"""
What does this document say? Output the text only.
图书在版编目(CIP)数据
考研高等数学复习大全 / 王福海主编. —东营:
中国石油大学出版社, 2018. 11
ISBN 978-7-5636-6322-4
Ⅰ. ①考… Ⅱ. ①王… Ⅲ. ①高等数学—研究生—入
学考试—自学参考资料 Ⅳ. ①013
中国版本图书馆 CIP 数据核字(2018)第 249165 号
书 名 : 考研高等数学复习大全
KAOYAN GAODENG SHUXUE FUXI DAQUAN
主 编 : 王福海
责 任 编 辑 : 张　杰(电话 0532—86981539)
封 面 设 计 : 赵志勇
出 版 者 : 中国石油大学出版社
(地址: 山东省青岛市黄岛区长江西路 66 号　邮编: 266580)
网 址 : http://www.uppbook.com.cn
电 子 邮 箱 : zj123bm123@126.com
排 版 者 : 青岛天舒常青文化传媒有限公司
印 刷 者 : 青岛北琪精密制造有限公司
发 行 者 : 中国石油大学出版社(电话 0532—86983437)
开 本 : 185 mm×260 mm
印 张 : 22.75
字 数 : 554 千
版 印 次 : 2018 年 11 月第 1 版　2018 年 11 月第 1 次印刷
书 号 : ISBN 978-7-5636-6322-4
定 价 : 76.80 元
"""
What is asked: Scan the records for the string "中国石油大学出版社". Copy each line in which it appears.

Task solution:
中国石油大学出版社, 2018. 11
出 版 者 : 中国石油大学出版社
发 行 者 : 中国石油大学出版社(电话 0532—86983437)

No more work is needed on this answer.